▸ **WRITTEN INSTRUCTION**: Take all the material and copy it exactly.

▸ **THE DATA**:
————————
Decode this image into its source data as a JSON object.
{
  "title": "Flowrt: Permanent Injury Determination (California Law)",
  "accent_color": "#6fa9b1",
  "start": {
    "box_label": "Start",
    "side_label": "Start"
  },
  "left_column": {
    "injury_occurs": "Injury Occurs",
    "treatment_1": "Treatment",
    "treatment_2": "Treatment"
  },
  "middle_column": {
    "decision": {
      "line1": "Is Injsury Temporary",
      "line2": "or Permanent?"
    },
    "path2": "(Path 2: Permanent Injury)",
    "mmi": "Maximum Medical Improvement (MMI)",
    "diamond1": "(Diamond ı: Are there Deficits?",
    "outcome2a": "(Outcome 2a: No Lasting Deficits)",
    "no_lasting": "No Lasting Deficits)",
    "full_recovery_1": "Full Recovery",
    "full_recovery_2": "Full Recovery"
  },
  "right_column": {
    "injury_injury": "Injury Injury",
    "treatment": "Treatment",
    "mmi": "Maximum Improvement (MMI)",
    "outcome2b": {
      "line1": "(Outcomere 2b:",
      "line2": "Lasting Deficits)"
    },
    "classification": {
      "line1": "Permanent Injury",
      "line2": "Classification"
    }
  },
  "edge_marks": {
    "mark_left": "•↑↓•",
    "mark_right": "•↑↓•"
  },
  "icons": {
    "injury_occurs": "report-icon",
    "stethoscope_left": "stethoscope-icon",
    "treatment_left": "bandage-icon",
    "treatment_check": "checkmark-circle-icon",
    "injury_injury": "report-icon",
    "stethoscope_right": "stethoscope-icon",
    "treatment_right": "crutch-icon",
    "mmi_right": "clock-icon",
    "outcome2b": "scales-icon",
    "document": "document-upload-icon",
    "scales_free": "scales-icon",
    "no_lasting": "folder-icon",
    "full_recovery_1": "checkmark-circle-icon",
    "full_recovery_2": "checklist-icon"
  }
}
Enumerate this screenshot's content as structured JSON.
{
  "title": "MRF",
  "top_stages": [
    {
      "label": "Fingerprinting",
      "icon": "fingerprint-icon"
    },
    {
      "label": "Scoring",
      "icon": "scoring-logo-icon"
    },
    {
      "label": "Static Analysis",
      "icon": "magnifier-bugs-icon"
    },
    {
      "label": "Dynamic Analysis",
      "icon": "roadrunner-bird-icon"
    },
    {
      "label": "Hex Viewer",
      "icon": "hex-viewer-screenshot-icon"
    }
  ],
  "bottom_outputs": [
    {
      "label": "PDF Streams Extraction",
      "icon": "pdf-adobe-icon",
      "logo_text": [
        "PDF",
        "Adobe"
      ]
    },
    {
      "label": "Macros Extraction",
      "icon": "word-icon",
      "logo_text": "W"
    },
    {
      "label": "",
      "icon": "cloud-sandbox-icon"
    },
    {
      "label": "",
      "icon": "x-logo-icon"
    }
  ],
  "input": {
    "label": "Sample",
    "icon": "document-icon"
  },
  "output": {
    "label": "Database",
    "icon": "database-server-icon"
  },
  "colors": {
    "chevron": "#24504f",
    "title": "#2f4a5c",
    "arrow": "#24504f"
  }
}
————————
▸ **SOLUTION FOR THIS TASK**:
Decode this image into its source data as a JSON object.
{
  "title": "Flowrt: Permanent Injury Determination (California Law)",
  "accent_color": "#6fa9b1",
  "start": {
    "box_label": "Start",
    "side_label": "Start"
  },
  "left_column": {
    "injury_occurs": "Injury Occurs",
    "treatment_1": "Treatment",
    "treatment_2": "Treatment"
  },
  "middle_column": {
    "decision": {
      "line1": "Is Injsury Temporary",
      "line2": "or Permanent?"
    },
    "path2": "(Path 2: Permanent Injury)",
    "mmi": "Maximum Medical Improvement (MMI)",
    "diamond1": "(Diamond ı: Are there Deficits?",
    "outcome2a": "(Outcome 2a: No Lasting Deficits)",
    "no_lasting": "No Lasting Deficits)",
    "full_recovery_1": "Full Recovery",
    "full_recovery_2": "Full Recovery"
  },
  "right_column": {
    "injury_injury": "Injury Injury",
    "treatment": "Treatment",
    "mmi": "Maximum Improvement (MMI)",
    "outcome2b": {
      "line1": "(Outcomere 2b:",
      "line2": "Lasting Deficits)"
    },
    "classification": {
      "line1": "Permanent Injury",
      "line2": "Classification"
    }
  },
  "edge_marks": {
    "mark_left": "•↑↓•",
    "mark_right": "•↑↓•"
  },
  "icons": {
    "injury_occurs": "report-icon",
    "stethoscope_left": "stethoscope-icon",
    "treatment_left": "bandage-icon",
    "treatment_check": "checkmark-circle-icon",
    "injury_injury": "report-icon",
    "stethoscope_right": "stethoscope-icon",
    "treatment_right": "crutch-icon",
    "mmi_right": "clock-icon",
    "outcome2b": "scales-icon",
    "document": "document-upload-icon",
    "scales_free": "scales-icon",
    "no_lasting": "folder-icon",
    "full_recovery_1": "checkmark-circle-icon",
    "full_recovery_2": "checklist-icon"
  }
}
Enumerate this screenshot's content as structured JSON.
{
  "title": "MRF",
  "top_stages": [
    {
      "label": "Fingerprinting",
      "icon": "fingerprint-icon"
    },
    {
      "label": "Scoring",
      "icon": "scoring-logo-icon"
    },
    {
      "label": "Static Analysis",
      "icon": "magnifier-bugs-icon"
    },
    {
      "label": "Dynamic Analysis",
      "icon": "roadrunner-bird-icon"
    },
    {
      "label": "Hex Viewer",
      "icon": "hex-viewer-screenshot-icon"
    }
  ],
  "bottom_outputs": [
    {
      "label": "PDF Streams Extraction",
      "icon": "pdf-adobe-icon",
      "logo_text": [
        "PDF",
        "Adobe"
      ]
    },
    {
      "label": "Macros Extraction",
      "icon": "word-icon",
      "logo_text": "W"
    },
    {
      "label": "",
      "icon": "cloud-sandbox-icon"
    },
    {
      "label": "",
      "icon": "x-logo-icon"
    }
  ],
  "input": {
    "label": "Sample",
    "icon": "document-icon"
  },
  "output": {
    "label": "Database",
    "icon": "database-server-icon"
  },
  "colors": {
    "chevron": "#24504f",
    "title": "#2f4a5c",
    "arrow": "#24504f"
  }
}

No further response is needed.